▸ **THE REQUEST**: Reproduce the entries exactly.
——
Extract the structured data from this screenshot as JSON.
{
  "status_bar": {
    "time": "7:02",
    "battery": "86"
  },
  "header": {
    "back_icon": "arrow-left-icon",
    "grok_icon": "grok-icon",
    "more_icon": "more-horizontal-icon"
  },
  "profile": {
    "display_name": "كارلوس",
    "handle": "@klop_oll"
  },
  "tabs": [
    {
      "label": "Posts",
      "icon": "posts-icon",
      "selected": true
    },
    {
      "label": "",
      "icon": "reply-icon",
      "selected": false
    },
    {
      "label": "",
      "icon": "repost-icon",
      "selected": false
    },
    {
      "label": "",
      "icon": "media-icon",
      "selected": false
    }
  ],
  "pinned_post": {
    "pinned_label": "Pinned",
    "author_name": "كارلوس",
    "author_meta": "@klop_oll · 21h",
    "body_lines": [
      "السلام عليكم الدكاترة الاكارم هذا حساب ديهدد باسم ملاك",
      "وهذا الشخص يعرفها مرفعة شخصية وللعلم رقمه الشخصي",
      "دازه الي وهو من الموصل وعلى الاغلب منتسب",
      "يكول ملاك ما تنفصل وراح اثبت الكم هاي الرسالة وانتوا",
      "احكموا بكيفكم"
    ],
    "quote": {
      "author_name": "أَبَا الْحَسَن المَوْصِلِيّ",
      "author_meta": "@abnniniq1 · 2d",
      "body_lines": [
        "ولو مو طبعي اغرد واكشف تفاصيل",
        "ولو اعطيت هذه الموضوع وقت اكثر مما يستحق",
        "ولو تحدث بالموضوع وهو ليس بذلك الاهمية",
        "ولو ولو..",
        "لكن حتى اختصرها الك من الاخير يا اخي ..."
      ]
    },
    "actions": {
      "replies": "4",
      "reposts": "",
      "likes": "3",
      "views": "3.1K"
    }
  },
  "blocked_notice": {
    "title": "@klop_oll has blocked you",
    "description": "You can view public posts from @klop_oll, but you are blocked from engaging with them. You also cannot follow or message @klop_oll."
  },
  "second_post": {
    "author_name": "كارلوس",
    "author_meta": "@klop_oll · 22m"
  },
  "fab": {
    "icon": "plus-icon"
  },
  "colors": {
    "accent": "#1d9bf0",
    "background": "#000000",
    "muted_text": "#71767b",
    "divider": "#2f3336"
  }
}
——
▸ **EXERCISE OUTPUT**:
Extract the structured data from this screenshot as JSON.
{
  "status_bar": {
    "time": "7:02",
    "battery": "86"
  },
  "header": {
    "back_icon": "arrow-left-icon",
    "grok_icon": "grok-icon",
    "more_icon": "more-horizontal-icon"
  },
  "profile": {
    "display_name": "كارلوس",
    "handle": "@klop_oll"
  },
  "tabs": [
    {
      "label": "Posts",
      "icon": "posts-icon",
      "selected": true
    },
    {
      "label": "",
      "icon": "reply-icon",
      "selected": false
    },
    {
      "label": "",
      "icon": "repost-icon",
      "selected": false
    },
    {
      "label": "",
      "icon": "media-icon",
      "selected": false
    }
  ],
  "pinned_post": {
    "pinned_label": "Pinned",
    "author_name": "كارلوس",
    "author_meta": "@klop_oll · 21h",
    "body_lines": [
      "السلام عليكم الدكاترة الاكارم هذا حساب ديهدد باسم ملاك",
      "وهذا الشخص يعرفها مرفعة شخصية وللعلم رقمه الشخصي",
      "دازه الي وهو من الموصل وعلى الاغلب منتسب",
      "يكول ملاك ما تنفصل وراح اثبت الكم هاي الرسالة وانتوا",
      "احكموا بكيفكم"
    ],
    "quote": {
      "author_name": "أَبَا الْحَسَن المَوْصِلِيّ",
      "author_meta": "@abnniniq1 · 2d",
      "body_lines": [
        "ولو مو طبعي اغرد واكشف تفاصيل",
        "ولو اعطيت هذه الموضوع وقت اكثر مما يستحق",
        "ولو تحدث بالموضوع وهو ليس بذلك الاهمية",
        "ولو ولو..",
        "لكن حتى اختصرها الك من الاخير يا اخي ..."
      ]
    },
    "actions": {
      "replies": "4",
      "reposts": "",
      "likes": "3",
      "views": "3.1K"
    }
  },
  "blocked_notice": {
    "title": "@klop_oll has blocked you",
    "description": "You can view public posts from @klop_oll, but you are blocked from engaging with them. You also cannot follow or message @klop_oll."
  },
  "second_post": {
    "author_name": "كارلوس",
    "author_meta": "@klop_oll · 22m"
  },
  "fab": {
    "icon": "plus-icon"
  },
  "colors": {
    "accent": "#1d9bf0",
    "background": "#000000",
    "muted_text": "#71767b",
    "divider": "#2f3336"
  }
}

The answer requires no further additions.